**Request**. Count every line of these entries that holds the word "statement", and reply with the number only.

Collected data
......

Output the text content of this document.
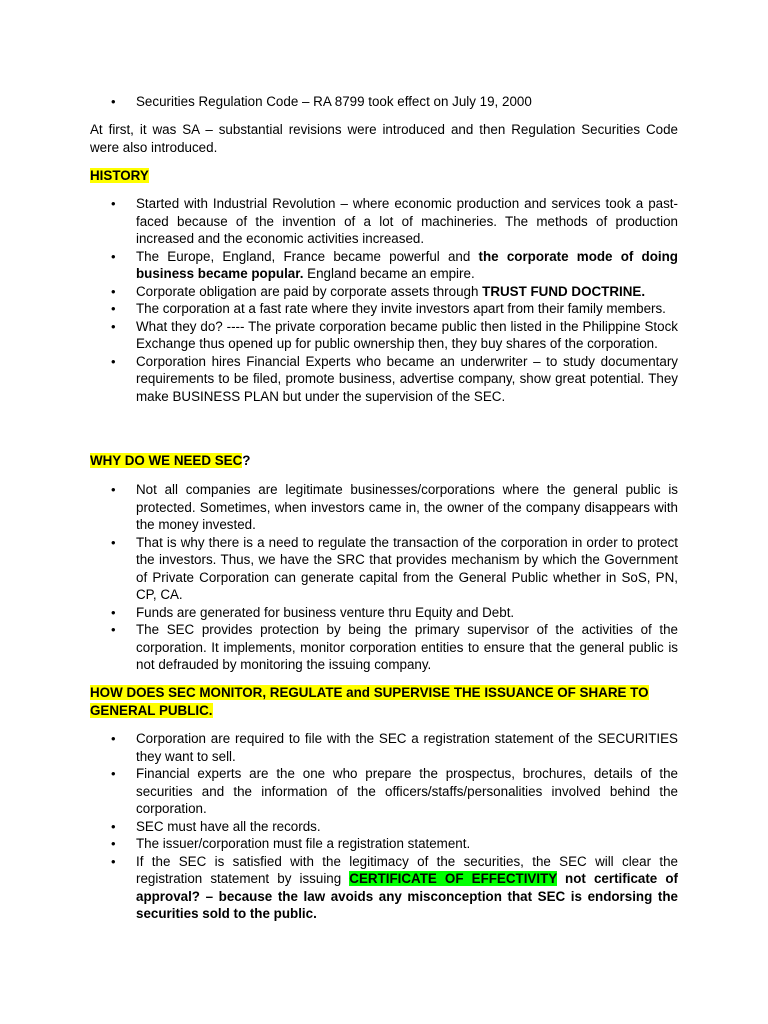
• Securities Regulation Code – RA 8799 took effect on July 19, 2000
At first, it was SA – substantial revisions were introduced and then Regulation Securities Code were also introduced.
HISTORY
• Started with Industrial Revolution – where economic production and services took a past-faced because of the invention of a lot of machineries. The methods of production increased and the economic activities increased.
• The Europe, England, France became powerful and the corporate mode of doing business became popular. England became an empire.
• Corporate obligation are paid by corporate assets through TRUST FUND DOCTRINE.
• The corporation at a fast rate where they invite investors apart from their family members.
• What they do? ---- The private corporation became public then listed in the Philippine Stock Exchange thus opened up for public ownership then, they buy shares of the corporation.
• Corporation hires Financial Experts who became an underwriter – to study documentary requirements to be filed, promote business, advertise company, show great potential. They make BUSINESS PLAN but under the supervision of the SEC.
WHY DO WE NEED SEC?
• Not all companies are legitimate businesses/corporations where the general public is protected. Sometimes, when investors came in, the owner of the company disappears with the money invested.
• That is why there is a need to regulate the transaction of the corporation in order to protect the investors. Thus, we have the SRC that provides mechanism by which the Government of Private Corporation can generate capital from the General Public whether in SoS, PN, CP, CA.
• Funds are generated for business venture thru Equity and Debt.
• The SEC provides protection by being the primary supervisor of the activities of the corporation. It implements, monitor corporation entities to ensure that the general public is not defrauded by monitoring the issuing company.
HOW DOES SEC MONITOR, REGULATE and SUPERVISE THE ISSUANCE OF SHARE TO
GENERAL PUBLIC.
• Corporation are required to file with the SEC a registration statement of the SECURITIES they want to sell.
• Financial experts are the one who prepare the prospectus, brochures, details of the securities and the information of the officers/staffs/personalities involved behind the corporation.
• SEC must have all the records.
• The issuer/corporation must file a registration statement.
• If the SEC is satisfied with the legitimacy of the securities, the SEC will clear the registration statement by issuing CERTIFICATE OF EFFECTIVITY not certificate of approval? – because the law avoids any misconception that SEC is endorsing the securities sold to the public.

......

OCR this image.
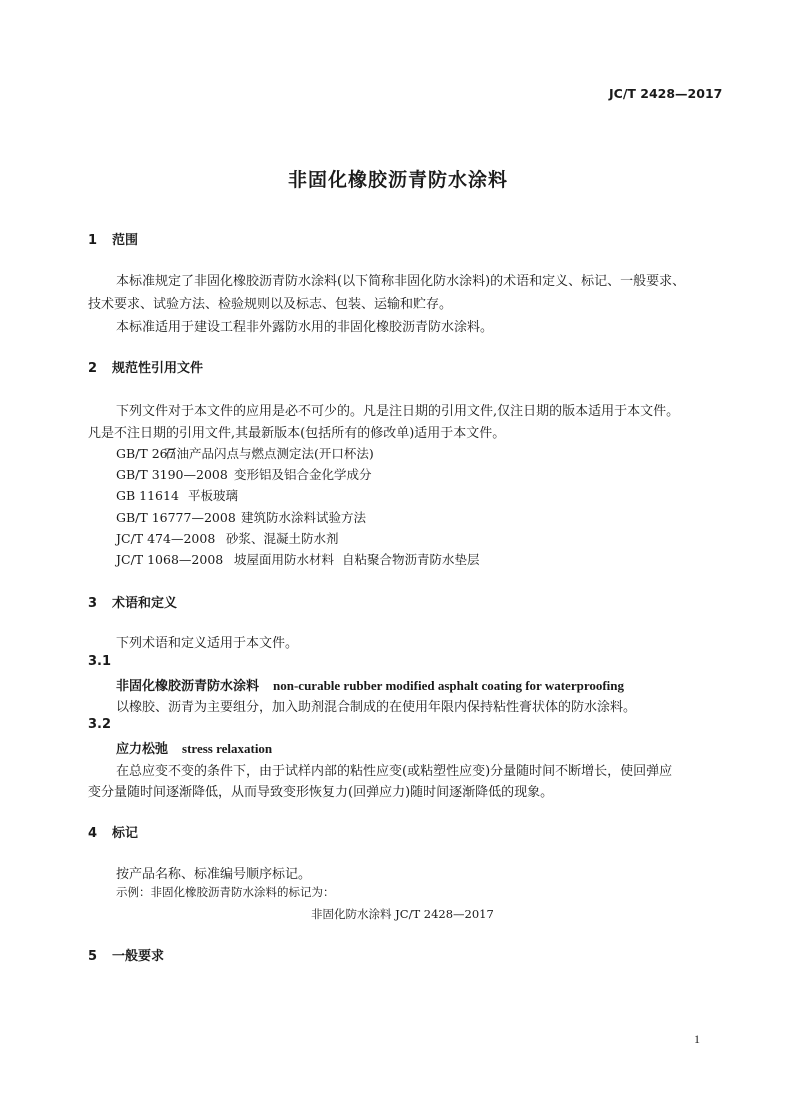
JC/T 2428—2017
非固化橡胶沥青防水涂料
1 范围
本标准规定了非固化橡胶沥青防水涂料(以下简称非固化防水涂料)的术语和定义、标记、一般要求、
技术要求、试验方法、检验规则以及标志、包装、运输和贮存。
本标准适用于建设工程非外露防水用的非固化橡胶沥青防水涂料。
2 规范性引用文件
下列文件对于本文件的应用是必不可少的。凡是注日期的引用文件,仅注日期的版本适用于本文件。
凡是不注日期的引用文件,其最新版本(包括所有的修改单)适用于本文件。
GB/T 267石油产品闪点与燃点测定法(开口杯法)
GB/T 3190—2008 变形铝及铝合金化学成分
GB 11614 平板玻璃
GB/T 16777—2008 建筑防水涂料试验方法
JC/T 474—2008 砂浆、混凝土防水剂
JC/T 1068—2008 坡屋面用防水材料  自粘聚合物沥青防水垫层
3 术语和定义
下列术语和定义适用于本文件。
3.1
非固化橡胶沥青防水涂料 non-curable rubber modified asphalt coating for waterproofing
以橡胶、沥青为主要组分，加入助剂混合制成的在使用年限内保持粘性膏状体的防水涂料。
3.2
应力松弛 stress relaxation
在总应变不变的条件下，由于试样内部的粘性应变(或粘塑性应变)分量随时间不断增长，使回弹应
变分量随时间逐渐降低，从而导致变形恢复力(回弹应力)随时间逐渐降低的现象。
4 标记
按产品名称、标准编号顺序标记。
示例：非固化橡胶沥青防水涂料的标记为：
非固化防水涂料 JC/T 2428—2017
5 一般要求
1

......

**Correct response**. 3